===== Dataset extract

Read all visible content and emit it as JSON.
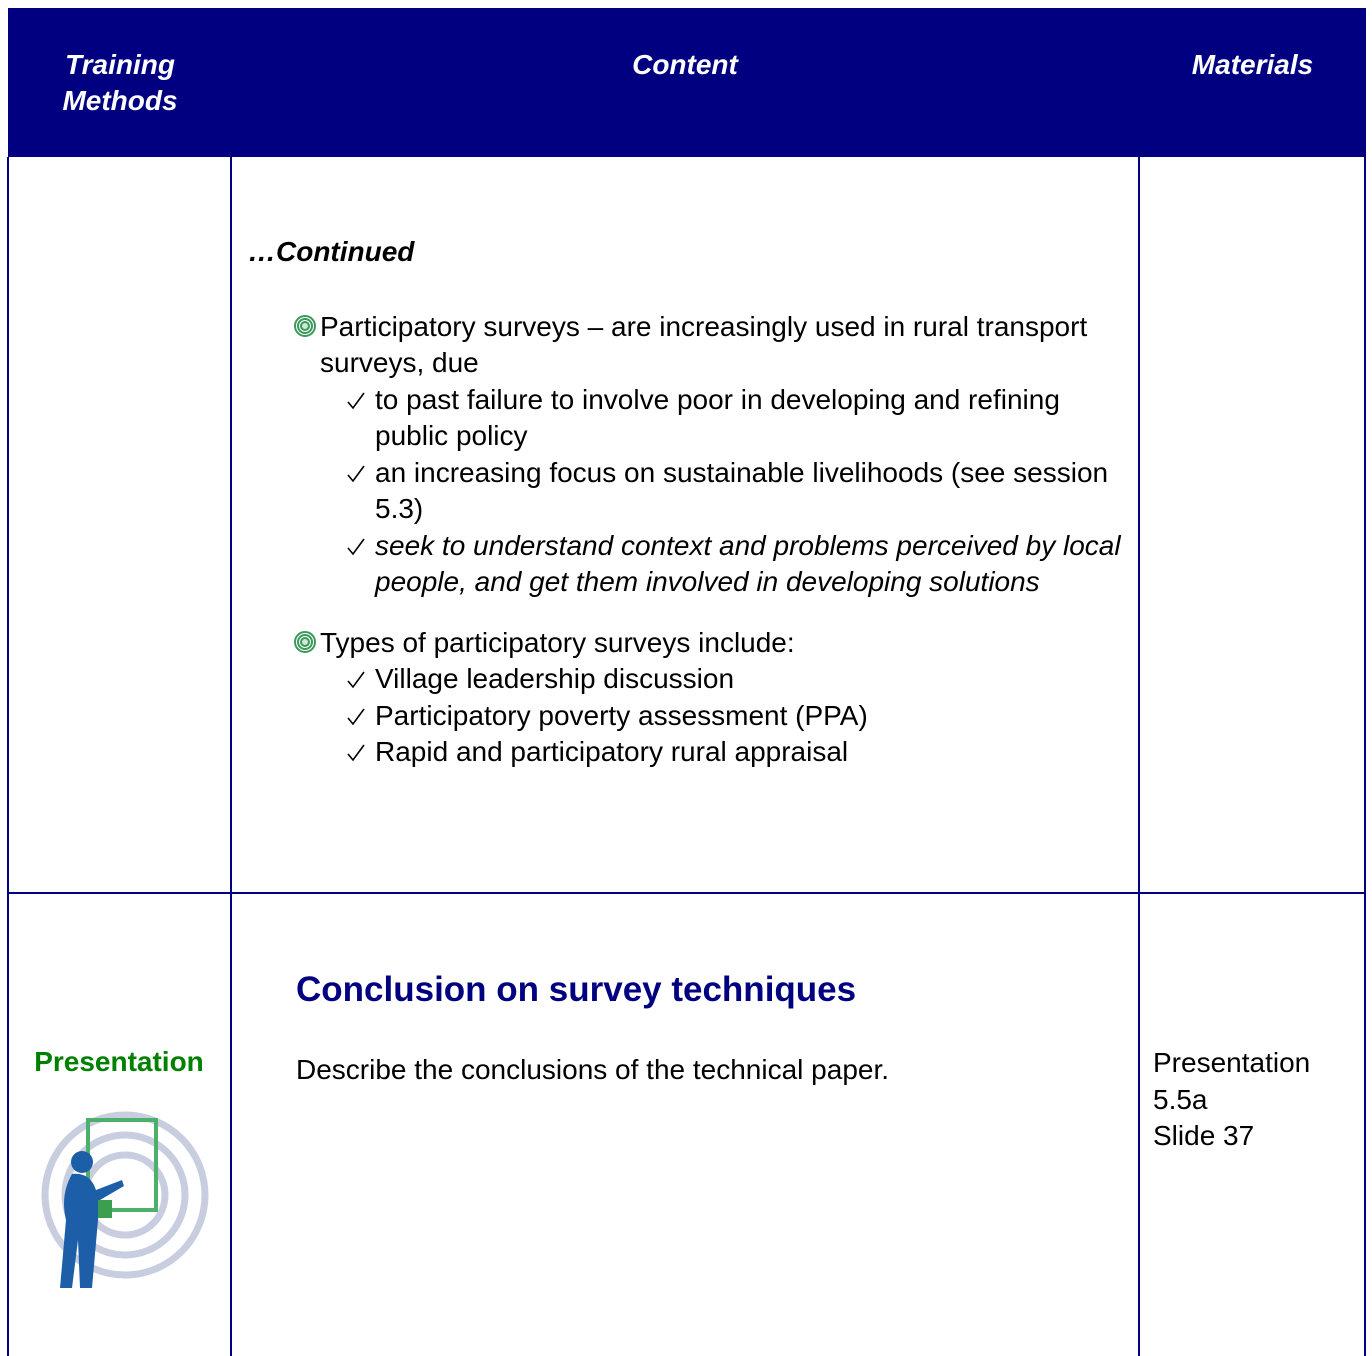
{
  "table": {
    "header": [
      "Training Methods",
      "Content",
      "Materials"
    ],
    "rows": [
      {
        "content": {
          "continued": "…Continued",
          "bullets": [
            {
              "text": "Participatory surveys – are increasingly used in rural transport surveys, due",
              "checks": [
                "to past failure to involve poor in developing and refining public policy",
                "an increasing focus on sustainable livelihoods (see session 5.3)",
                "seek to understand context and  problems perceived by local people, and get them involved in developing solutions"
              ]
            },
            {
              "text": "Types of participatory surveys include:",
              "checks": [
                "Village leadership discussion",
                "Participatory poverty assessment (PPA)",
                "Rapid and participatory rural appraisal"
              ]
            }
          ]
        }
      },
      {
        "method": "Presentation",
        "content": {
          "heading": "Conclusion on survey techniques",
          "text": "Describe the conclusions of the technical paper."
        },
        "materials": [
          "Presentation",
          "5.5a",
          "Slide 37"
        ]
      }
    ]
  }
}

==========

### Task directions
Print all of the entries word for word. Omit the pictures they contain.

### Result for this exercise
Read all visible content and emit it as JSON.
{
  "table": {
    "header": [
      "Training Methods",
      "Content",
      "Materials"
    ],
    "rows": [
      {
        "content": {
          "continued": "…Continued",
          "bullets": [
            {
              "text": "Participatory surveys – are increasingly used in rural transport surveys, due",
              "checks": [
                "to past failure to involve poor in developing and refining public policy",
                "an increasing focus on sustainable livelihoods (see session 5.3)",
                "seek to understand context and  problems perceived by local people, and get them involved in developing solutions"
              ]
            },
            {
              "text": "Types of participatory surveys include:",
              "checks": [
                "Village leadership discussion",
                "Participatory poverty assessment (PPA)",
                "Rapid and participatory rural appraisal"
              ]
            }
          ]
        }
      },
      {
        "method": "Presentation",
        "content": {
          "heading": "Conclusion on survey techniques",
          "text": "Describe the conclusions of the technical paper."
        },
        "materials": [
          "Presentation",
          "5.5a",
          "Slide 37"
        ]
      }
    ]
  }
}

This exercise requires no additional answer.